## Task description
Omit the pictures and return every entry exactly as written.

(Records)
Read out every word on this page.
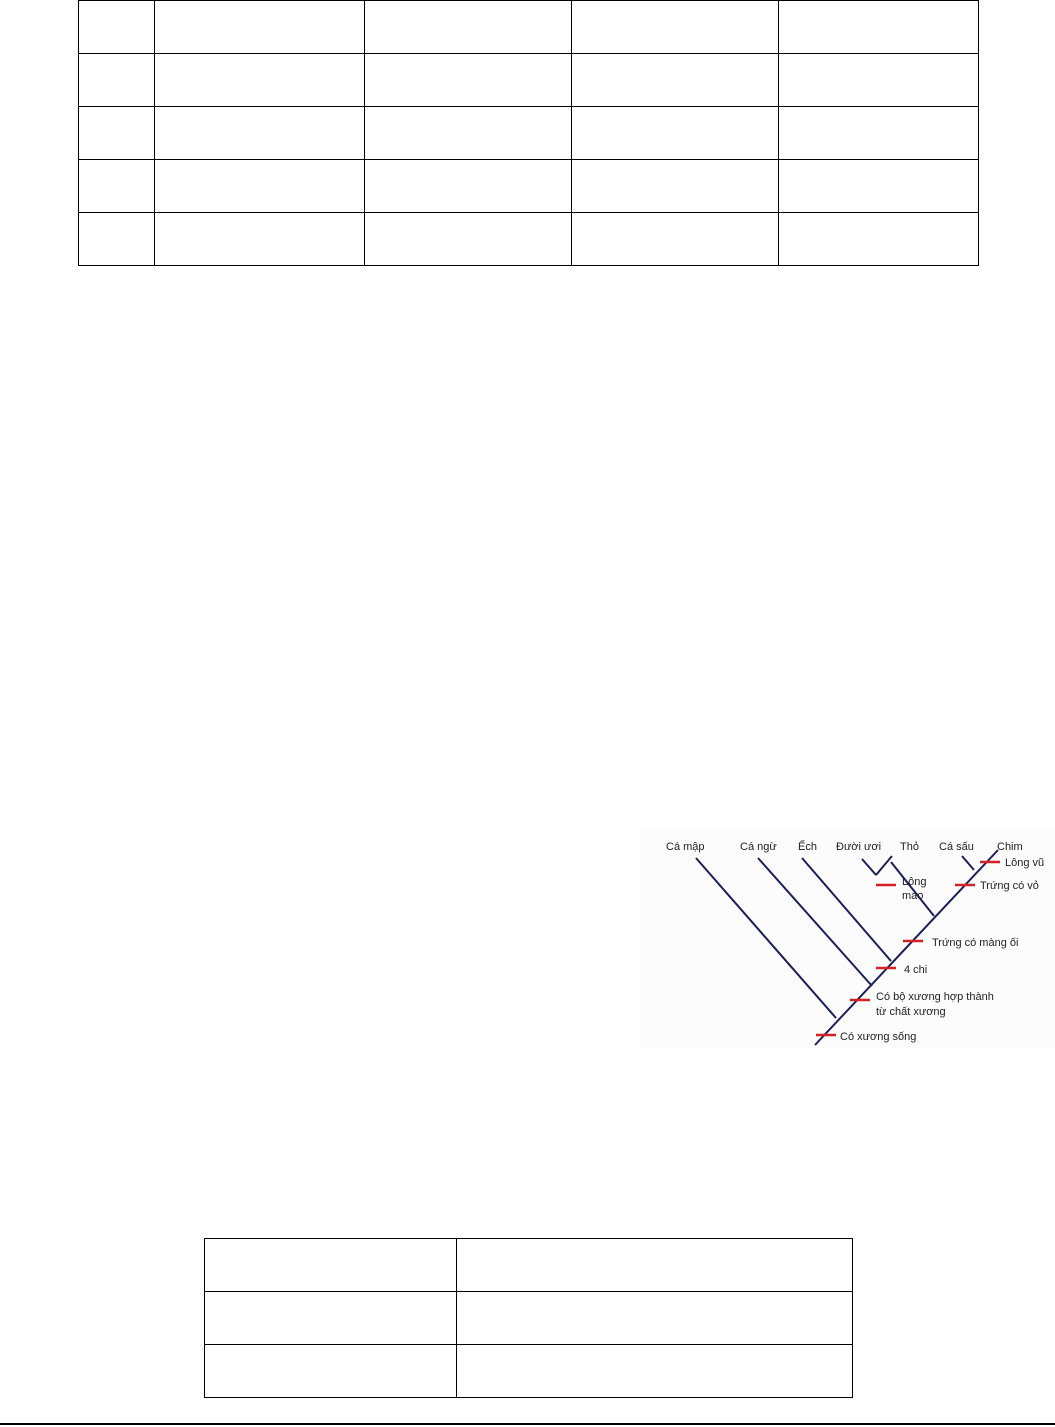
Cá mập	Cá ngừ Ếch Đười ươi Thỏ Cá sấu Chim
Lông vũ
Lông
mao
Trứng có vỏ
Trứng có màng ối
4 chi
Có bộ xương hợp thành
từ chất xương
Có xương sống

## Task output
Read out every word on this page.
Cá mập	Cá ngừ Ếch Đười ươi Thỏ Cá sấu Chim
Lông vũ
Lông
mao
Trứng có vỏ
Trứng có màng ối
4 chi
Có bộ xương hợp thành
từ chất xương
Có xương sống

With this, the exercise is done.